• **Supplied records**
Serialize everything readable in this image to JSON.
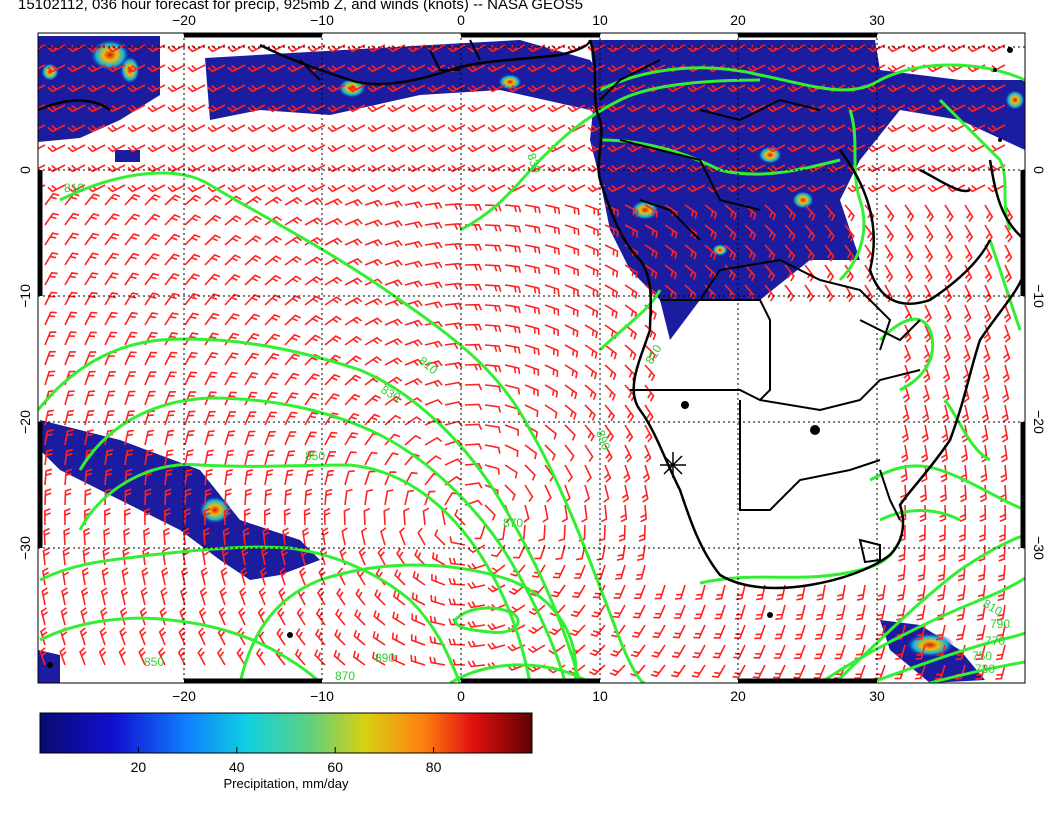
{
  "title": "15102112, 036 hour forecast for precip, 925mb Z, and winds (knots) -- NASA GEOS5",
  "map": {
    "lon_range": [
      -30,
      40
    ],
    "lat_range": [
      -40,
      10
    ],
    "lon_ticks": [
      "−20",
      "−10",
      "0",
      "10",
      "20",
      "30"
    ],
    "lon_tick_values": [
      -20,
      -10,
      0,
      10,
      20,
      30
    ],
    "lat_ticks_left": [
      "0",
      "−10",
      "−20",
      "−30"
    ],
    "lat_ticks_right": [
      "0",
      "−10",
      "−20",
      "−30"
    ],
    "lat_tick_values": [
      0,
      -10,
      -20,
      -30
    ],
    "contour_labels": [
      "810",
      "830",
      "850",
      "870",
      "890",
      "810",
      "830",
      "850",
      "870",
      "890",
      "790",
      "770",
      "750",
      "730",
      "810",
      "810"
    ],
    "colors": {
      "land": "#000000",
      "contour": "#33ee33",
      "barb": "#ff2222",
      "precip_base": "#1a1a99"
    }
  },
  "colorbar": {
    "ticks": [
      "20",
      "40",
      "60",
      "80"
    ],
    "tick_values": [
      20,
      40,
      60,
      80
    ],
    "range": [
      0,
      100
    ],
    "label": "Precipitation, mm/day"
  }
}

• **Exercise description**
Every line above should be returned exactly; the pictures stay out.

• **Answer to this problem**
Serialize everything readable in this image to JSON.
{
  "title": "15102112, 036 hour forecast for precip, 925mb Z, and winds (knots) -- NASA GEOS5",
  "map": {
    "lon_range": [
      -30,
      40
    ],
    "lat_range": [
      -40,
      10
    ],
    "lon_ticks": [
      "−20",
      "−10",
      "0",
      "10",
      "20",
      "30"
    ],
    "lon_tick_values": [
      -20,
      -10,
      0,
      10,
      20,
      30
    ],
    "lat_ticks_left": [
      "0",
      "−10",
      "−20",
      "−30"
    ],
    "lat_ticks_right": [
      "0",
      "−10",
      "−20",
      "−30"
    ],
    "lat_tick_values": [
      0,
      -10,
      -20,
      -30
    ],
    "contour_labels": [
      "810",
      "830",
      "850",
      "870",
      "890",
      "810",
      "830",
      "850",
      "870",
      "890",
      "790",
      "770",
      "750",
      "730",
      "810",
      "810"
    ],
    "colors": {
      "land": "#000000",
      "contour": "#33ee33",
      "barb": "#ff2222",
      "precip_base": "#1a1a99"
    }
  },
  "colorbar": {
    "ticks": [
      "20",
      "40",
      "60",
      "80"
    ],
    "tick_values": [
      20,
      40,
      60,
      80
    ],
    "range": [
      0,
      100
    ],
    "label": "Precipitation, mm/day"
  }
}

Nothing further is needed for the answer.